Stored data.
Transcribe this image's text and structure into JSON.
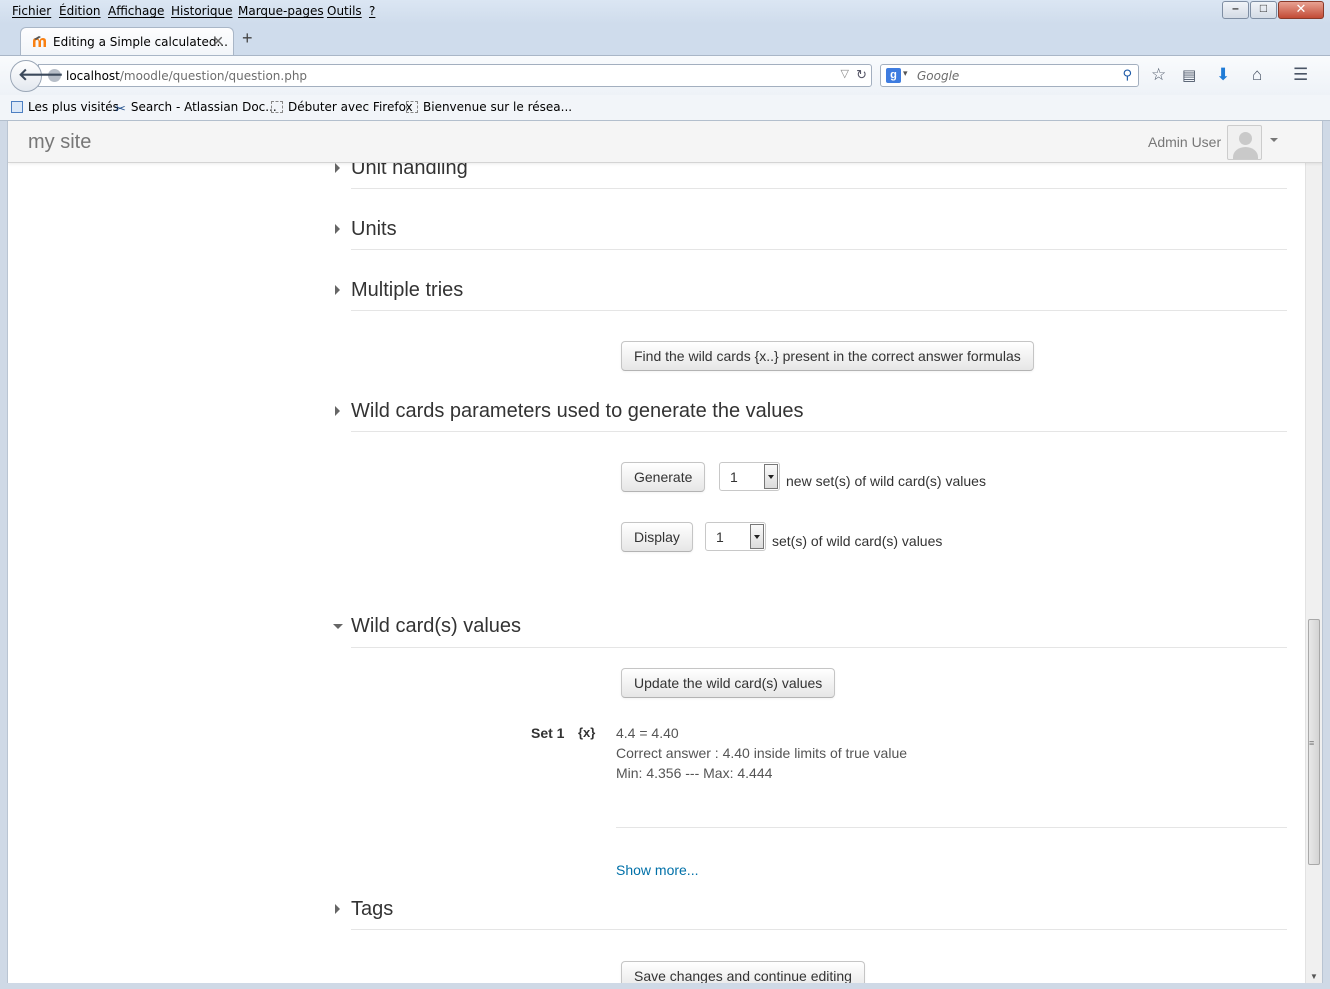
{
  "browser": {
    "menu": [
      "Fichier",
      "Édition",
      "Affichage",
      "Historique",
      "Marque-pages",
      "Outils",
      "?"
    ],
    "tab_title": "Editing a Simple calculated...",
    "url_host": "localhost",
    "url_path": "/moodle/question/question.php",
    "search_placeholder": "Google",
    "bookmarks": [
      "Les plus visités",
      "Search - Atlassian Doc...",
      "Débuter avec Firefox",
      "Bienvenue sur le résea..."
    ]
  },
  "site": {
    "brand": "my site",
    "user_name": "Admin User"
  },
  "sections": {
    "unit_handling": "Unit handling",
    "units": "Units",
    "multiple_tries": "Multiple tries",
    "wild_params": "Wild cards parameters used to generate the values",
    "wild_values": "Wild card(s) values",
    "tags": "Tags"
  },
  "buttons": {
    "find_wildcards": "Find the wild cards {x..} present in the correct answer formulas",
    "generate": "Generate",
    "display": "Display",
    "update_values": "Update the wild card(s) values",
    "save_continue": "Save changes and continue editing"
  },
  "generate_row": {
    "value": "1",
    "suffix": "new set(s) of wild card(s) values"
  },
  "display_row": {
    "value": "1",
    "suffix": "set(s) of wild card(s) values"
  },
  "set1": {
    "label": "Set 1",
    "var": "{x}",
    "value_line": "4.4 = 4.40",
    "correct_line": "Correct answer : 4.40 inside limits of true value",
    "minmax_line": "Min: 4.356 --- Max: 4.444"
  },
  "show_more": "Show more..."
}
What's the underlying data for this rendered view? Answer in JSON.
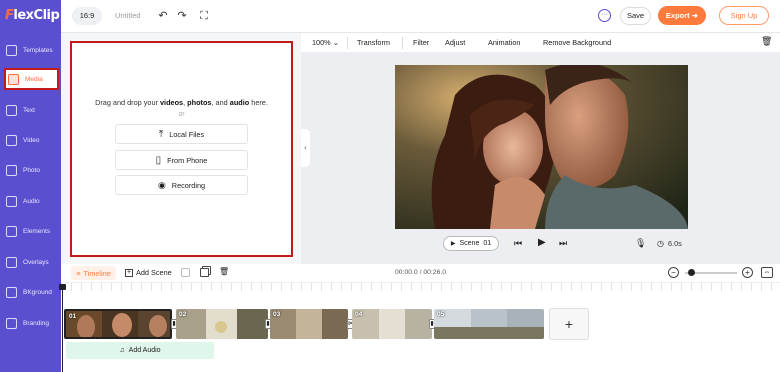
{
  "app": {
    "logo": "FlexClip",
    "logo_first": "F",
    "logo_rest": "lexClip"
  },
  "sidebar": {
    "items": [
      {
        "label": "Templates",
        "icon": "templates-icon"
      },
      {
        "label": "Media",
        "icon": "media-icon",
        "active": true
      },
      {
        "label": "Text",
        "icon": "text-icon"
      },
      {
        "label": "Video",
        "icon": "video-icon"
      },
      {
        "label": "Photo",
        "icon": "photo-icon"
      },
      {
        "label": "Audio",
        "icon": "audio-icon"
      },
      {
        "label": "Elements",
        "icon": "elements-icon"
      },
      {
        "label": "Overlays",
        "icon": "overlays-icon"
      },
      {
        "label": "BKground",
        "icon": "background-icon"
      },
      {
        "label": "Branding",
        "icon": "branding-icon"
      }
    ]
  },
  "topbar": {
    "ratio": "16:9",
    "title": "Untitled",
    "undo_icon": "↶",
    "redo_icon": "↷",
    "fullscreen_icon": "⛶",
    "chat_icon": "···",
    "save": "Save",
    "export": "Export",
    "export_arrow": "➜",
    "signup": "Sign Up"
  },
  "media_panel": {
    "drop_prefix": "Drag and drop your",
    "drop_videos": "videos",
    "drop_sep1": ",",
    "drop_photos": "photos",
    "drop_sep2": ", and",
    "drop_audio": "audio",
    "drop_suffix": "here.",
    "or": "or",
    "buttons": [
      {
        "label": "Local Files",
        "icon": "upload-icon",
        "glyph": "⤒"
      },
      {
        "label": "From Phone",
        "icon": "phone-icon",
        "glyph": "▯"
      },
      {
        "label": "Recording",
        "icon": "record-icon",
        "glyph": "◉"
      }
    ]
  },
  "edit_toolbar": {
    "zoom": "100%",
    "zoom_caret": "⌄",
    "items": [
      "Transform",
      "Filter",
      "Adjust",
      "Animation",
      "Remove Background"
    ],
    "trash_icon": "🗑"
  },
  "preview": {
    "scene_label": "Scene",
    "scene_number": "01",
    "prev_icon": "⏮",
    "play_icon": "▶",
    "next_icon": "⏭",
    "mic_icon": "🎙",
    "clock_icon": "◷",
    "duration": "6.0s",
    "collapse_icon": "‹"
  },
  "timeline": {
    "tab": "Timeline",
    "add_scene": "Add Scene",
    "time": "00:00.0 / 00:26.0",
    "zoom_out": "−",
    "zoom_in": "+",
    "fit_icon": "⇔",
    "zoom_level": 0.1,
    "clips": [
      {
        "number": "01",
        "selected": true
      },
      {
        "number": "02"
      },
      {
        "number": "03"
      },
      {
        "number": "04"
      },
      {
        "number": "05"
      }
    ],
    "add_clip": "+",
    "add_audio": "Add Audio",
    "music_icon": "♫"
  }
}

---

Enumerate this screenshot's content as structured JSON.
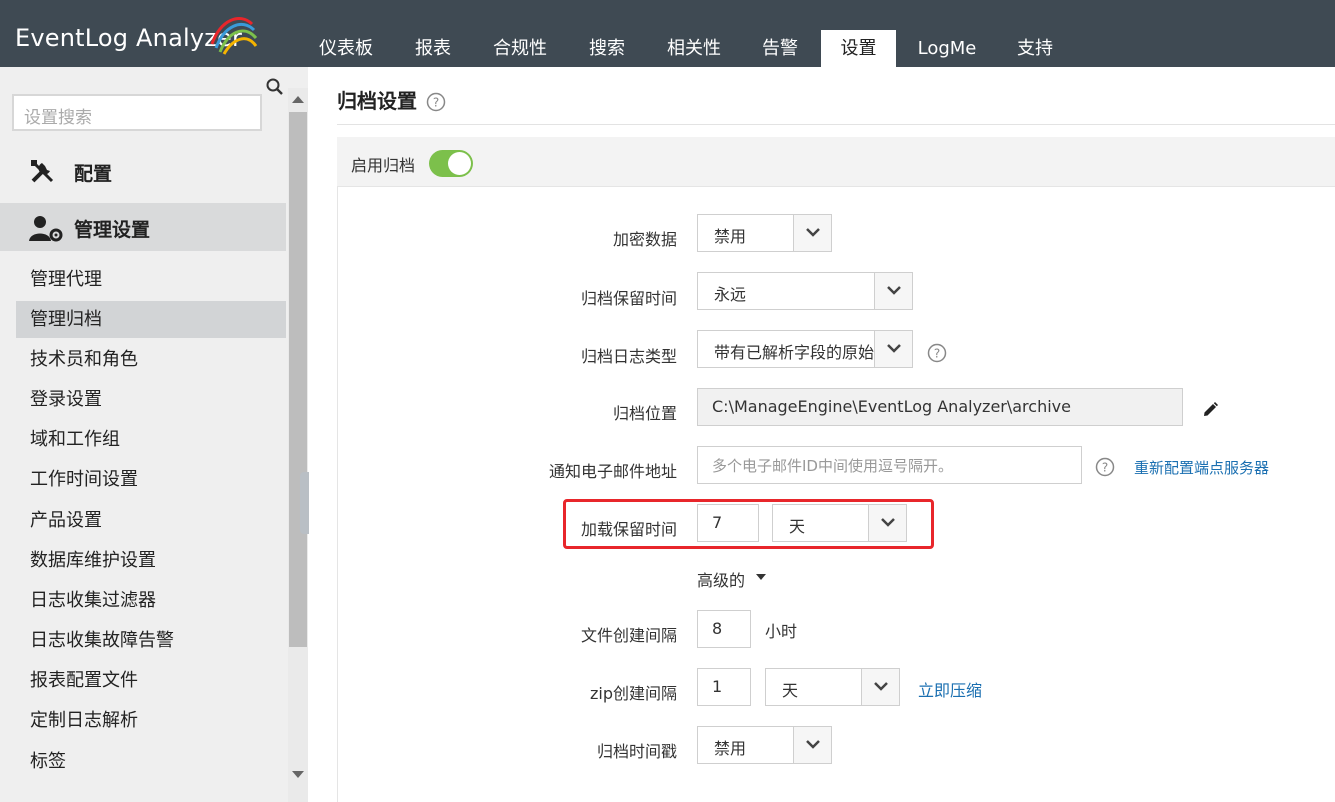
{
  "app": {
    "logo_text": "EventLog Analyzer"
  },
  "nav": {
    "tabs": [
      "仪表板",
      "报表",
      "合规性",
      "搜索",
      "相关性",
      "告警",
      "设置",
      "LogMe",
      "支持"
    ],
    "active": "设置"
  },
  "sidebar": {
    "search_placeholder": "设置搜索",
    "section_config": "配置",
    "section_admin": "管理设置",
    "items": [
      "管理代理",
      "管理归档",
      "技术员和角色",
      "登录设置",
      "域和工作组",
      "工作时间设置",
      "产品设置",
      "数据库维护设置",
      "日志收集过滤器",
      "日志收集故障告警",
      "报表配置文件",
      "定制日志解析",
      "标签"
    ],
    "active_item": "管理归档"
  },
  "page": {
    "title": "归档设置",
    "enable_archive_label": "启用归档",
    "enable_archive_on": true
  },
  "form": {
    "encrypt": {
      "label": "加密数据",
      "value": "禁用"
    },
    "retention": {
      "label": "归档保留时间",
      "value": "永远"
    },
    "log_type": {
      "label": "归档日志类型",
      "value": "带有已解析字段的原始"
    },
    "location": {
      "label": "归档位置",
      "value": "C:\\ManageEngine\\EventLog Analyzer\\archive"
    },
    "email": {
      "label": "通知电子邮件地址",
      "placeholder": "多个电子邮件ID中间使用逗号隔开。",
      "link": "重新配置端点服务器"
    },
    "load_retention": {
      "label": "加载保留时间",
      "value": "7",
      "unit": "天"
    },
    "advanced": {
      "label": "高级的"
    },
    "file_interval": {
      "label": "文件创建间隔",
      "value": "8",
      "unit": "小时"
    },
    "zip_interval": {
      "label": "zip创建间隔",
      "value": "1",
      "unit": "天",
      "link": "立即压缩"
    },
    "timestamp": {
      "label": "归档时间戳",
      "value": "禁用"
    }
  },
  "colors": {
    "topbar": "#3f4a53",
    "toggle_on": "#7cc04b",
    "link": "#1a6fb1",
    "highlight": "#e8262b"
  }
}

Your goal. Copy out every line of the listing that includes the string "link".

Task result.
      "link": "重新配置端点服务器"
      "link": "立即压缩"
    "link": "#1a6fb1",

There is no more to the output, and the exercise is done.